PASSAGE SHOWN:
+ + + + + + +
Optimized Data Structures
HORUS uses carefully optimized memory layouts to minimize latency. The communication paths are designed for maximum throughput with predictable timing — same-thread paths achieve 14ns, cross-thread SPSC achieves 82ns, and cross-process achieves 162ns with only 99ns overhead over the 63ns hardware floor.
Benchmark Results
Measured on Intel i9-14900K (32 cores), WSL2, release mode, RDTSC timing. Run cargo run --release -p horus_benchmarks --bin all_paths_latency to reproduce on your hardware.
For detailed methodology and raw data, see the dedicated Benchmarks page.
IPC Latency (All Backend Paths)
+ + + + + + +
WORK TO BE COMPLETED: According to the benchmark passage, what latency does cross-thread SPSC communication achieve in HORUS?

DATA LISTING:
+ + + + + + +
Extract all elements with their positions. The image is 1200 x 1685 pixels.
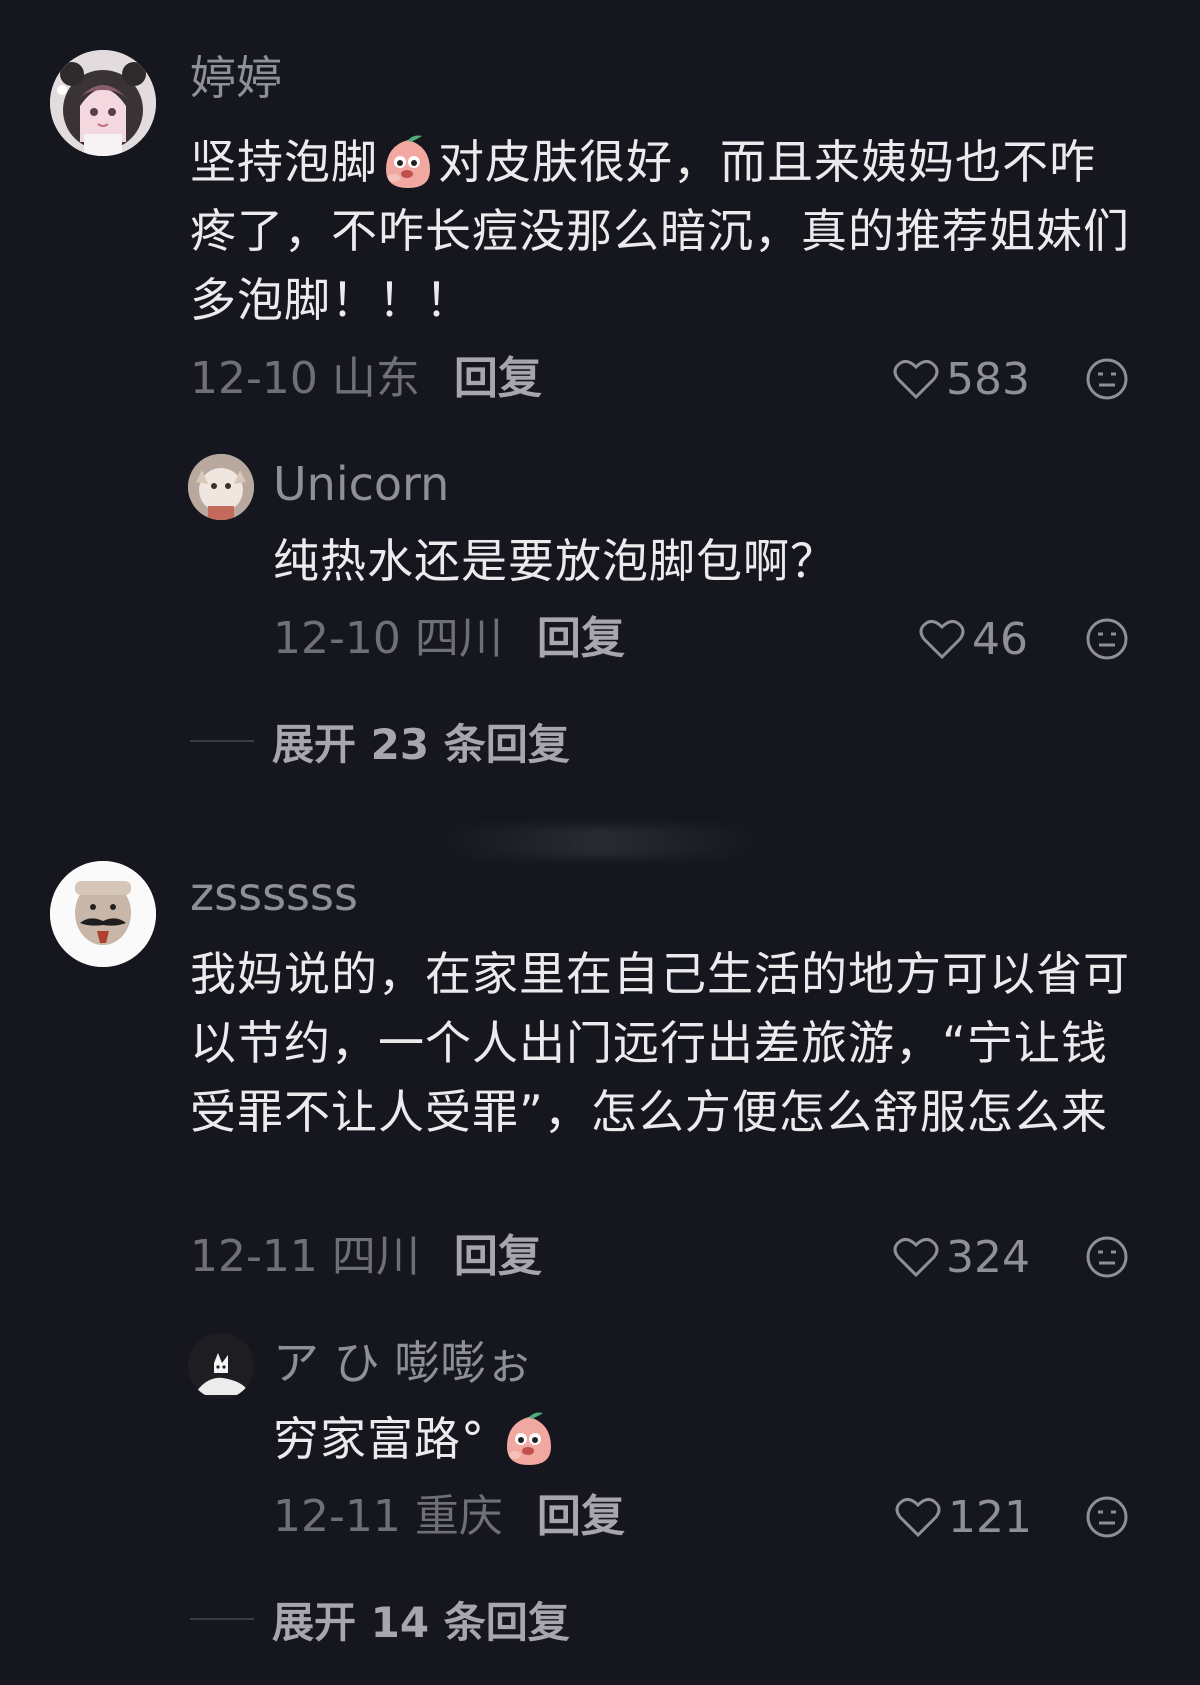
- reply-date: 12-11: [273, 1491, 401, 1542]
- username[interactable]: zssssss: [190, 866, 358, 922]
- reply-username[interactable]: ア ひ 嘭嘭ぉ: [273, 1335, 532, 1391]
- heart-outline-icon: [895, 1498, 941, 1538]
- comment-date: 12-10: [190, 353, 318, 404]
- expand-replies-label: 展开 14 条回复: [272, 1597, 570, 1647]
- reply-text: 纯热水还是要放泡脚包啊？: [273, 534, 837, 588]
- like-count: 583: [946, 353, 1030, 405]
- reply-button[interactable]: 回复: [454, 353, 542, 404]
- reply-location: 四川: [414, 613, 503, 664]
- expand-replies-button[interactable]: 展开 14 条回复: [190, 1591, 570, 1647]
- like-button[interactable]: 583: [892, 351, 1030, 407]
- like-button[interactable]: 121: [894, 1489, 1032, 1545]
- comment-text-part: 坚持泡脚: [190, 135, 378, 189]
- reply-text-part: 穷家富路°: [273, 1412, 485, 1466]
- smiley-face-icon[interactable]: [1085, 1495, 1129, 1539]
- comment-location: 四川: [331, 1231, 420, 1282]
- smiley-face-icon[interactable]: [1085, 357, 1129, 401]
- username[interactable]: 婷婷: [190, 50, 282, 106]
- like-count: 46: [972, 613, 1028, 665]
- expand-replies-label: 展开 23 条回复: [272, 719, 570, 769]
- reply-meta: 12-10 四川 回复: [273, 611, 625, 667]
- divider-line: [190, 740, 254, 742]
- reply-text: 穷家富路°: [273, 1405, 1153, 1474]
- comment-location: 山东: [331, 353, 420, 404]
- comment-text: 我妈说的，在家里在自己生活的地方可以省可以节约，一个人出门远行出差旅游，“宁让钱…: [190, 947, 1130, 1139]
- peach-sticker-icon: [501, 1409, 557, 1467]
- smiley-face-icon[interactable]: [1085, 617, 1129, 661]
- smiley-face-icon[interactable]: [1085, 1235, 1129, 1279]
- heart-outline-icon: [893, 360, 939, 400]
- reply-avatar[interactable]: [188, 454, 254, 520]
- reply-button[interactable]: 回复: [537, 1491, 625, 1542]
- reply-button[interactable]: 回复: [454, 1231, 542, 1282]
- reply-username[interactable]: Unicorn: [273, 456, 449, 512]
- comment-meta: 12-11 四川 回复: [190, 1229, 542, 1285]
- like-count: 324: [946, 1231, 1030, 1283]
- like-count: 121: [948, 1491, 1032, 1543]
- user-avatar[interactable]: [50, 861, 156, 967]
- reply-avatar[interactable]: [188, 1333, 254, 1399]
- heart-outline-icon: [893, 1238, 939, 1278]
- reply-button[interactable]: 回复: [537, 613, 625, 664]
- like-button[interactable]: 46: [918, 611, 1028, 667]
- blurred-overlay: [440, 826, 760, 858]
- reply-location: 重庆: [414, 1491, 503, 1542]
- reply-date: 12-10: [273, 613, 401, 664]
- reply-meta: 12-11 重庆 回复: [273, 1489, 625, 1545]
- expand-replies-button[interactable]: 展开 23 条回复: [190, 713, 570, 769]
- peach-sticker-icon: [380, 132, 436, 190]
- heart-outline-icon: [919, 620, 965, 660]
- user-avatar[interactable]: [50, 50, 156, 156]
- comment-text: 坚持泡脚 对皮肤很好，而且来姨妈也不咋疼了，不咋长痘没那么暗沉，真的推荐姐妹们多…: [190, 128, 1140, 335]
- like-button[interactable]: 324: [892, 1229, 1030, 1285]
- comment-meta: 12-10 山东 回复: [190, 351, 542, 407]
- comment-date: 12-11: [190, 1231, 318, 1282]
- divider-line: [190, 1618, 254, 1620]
+ + + + + + +
COMPLETE RESPONSE: 82ns